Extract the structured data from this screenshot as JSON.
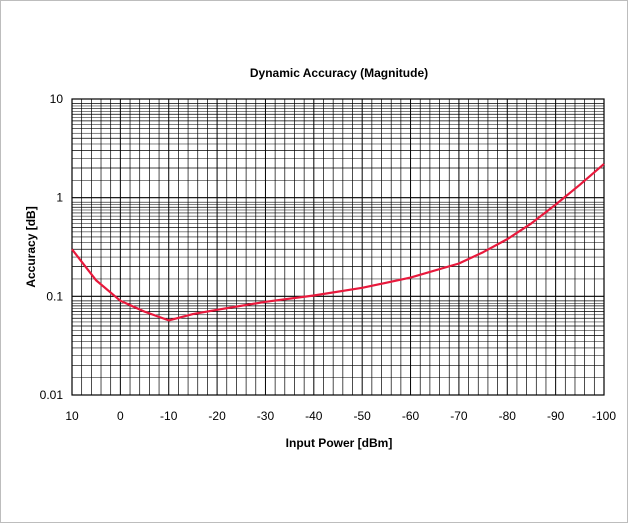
{
  "chart_data": {
    "type": "line",
    "title": "Dynamic Accuracy (Magnitude)",
    "xlabel": "Input Power [dBm]",
    "ylabel": "Accuracy [dB]",
    "x_ticks": [
      "10",
      "0",
      "-10",
      "-20",
      "-30",
      "-40",
      "-50",
      "-60",
      "-70",
      "-80",
      "-90",
      "-100"
    ],
    "y_ticks": [
      "10",
      "1",
      "0.1",
      "0.01"
    ],
    "xlim": [
      10,
      -100
    ],
    "ylim": [
      0.01,
      10
    ],
    "y_scale": "log",
    "grid": true,
    "series": [
      {
        "color": "#e8193c",
        "x": [
          10,
          5,
          0,
          -5,
          -10,
          -15,
          -20,
          -30,
          -40,
          -50,
          -60,
          -70,
          -75,
          -80,
          -85,
          -90,
          -95,
          -100
        ],
        "y": [
          0.3,
          0.145,
          0.09,
          0.07,
          0.057,
          0.066,
          0.073,
          0.088,
          0.102,
          0.122,
          0.155,
          0.215,
          0.28,
          0.38,
          0.55,
          0.85,
          1.35,
          2.2
        ]
      }
    ]
  }
}
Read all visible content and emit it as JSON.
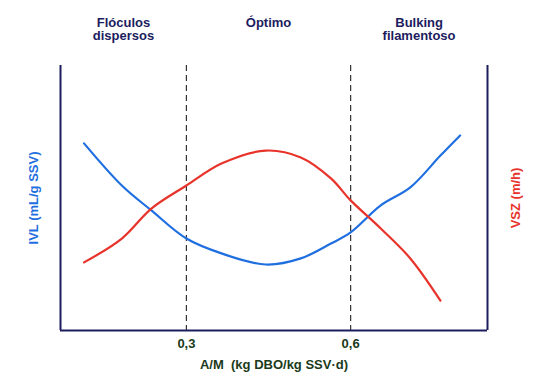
{
  "chart_data": {
    "type": "line",
    "x_label": "A/M  (kg DBO/kg SSV·d)",
    "y_label": "IVL (mL/g SSV)",
    "y2_label": "VSZ (m/h)",
    "annotations": [
      "Flóculos\ndispersos",
      "Óptimo",
      "Bulking\nfilamentoso"
    ],
    "x": [
      0.113,
      0.182,
      0.236,
      0.3,
      0.364,
      0.445,
      0.509,
      0.564,
      0.6,
      0.655,
      0.709,
      0.764,
      0.8
    ],
    "series": [
      {
        "name": "IVL (mL/g SSV)",
        "color": "#1f6fe0",
        "axis": "y",
        "values": [
          70.6,
          54.7,
          45.3,
          34.7,
          29.1,
          24.9,
          27.2,
          32.8,
          37.0,
          47.2,
          54.0,
          66.0,
          73.6
        ]
      },
      {
        "name": "VSZ (m/h)",
        "color": "#e8332a",
        "axis": "y2",
        "values": [
          25.7,
          34.7,
          46.0,
          54.7,
          63.0,
          67.9,
          65.3,
          57.4,
          49.1,
          38.5,
          27.2,
          11.3,
          null
        ]
      }
    ],
    "xlim": [
      0.07,
      0.85
    ],
    "xticks": [
      {
        "value": 0.3,
        "label": "0,3"
      },
      {
        "value": 0.6,
        "label": "0,6"
      }
    ],
    "ylim": [
      0,
      100
    ],
    "yticks": [],
    "y2lim": [
      0,
      100
    ],
    "y2ticks": [],
    "tick_labels": "x",
    "grid": false,
    "line_style": "solid"
  }
}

***

» Directions:
Pictures are excluded; repeat every record exactly.

» Solution below:
Extract the structured data from this screenshot as JSON.
{
  "chart_data": {
    "type": "line",
    "title": "Dynamic Accuracy (Magnitude)",
    "xlabel": "Input Power [dBm]",
    "ylabel": "Accuracy [dB]",
    "x_ticks": [
      "10",
      "0",
      "-10",
      "-20",
      "-30",
      "-40",
      "-50",
      "-60",
      "-70",
      "-80",
      "-90",
      "-100"
    ],
    "y_ticks": [
      "10",
      "1",
      "0.1",
      "0.01"
    ],
    "xlim": [
      10,
      -100
    ],
    "ylim": [
      0.01,
      10
    ],
    "y_scale": "log",
    "grid": true,
    "series": [
      {
        "color": "#e8193c",
        "x": [
          10,
          5,
          0,
          -5,
          -10,
          -15,
          -20,
          -30,
          -40,
          -50,
          -60,
          -70,
          -75,
          -80,
          -85,
          -90,
          -95,
          -100
        ],
        "y": [
          0.3,
          0.145,
          0.09,
          0.07,
          0.057,
          0.066,
          0.073,
          0.088,
          0.102,
          0.122,
          0.155,
          0.215,
          0.28,
          0.38,
          0.55,
          0.85,
          1.35,
          2.2
        ]
      }
    ]
  }
}
Read all visible content and emit it as JSON.
{
  "chart_data": {
    "type": "line",
    "x_label": "A/M  (kg DBO/kg SSV·d)",
    "y_label": "IVL (mL/g SSV)",
    "y2_label": "VSZ (m/h)",
    "annotations": [
      "Flóculos\ndispersos",
      "Óptimo",
      "Bulking\nfilamentoso"
    ],
    "x": [
      0.113,
      0.182,
      0.236,
      0.3,
      0.364,
      0.445,
      0.509,
      0.564,
      0.6,
      0.655,
      0.709,
      0.764,
      0.8
    ],
    "series": [
      {
        "name": "IVL (mL/g SSV)",
        "color": "#1f6fe0",
        "axis": "y",
        "values": [
          70.6,
          54.7,
          45.3,
          34.7,
          29.1,
          24.9,
          27.2,
          32.8,
          37.0,
          47.2,
          54.0,
          66.0,
          73.6
        ]
      },
      {
        "name": "VSZ (m/h)",
        "color": "#e8332a",
        "axis": "y2",
        "values": [
          25.7,
          34.7,
          46.0,
          54.7,
          63.0,
          67.9,
          65.3,
          57.4,
          49.1,
          38.5,
          27.2,
          11.3,
          null
        ]
      }
    ],
    "xlim": [
      0.07,
      0.85
    ],
    "xticks": [
      {
        "value": 0.3,
        "label": "0,3"
      },
      {
        "value": 0.6,
        "label": "0,6"
      }
    ],
    "ylim": [
      0,
      100
    ],
    "yticks": [],
    "y2lim": [
      0,
      100
    ],
    "y2ticks": [],
    "tick_labels": "x",
    "grid": false,
    "line_style": "solid"
  }
}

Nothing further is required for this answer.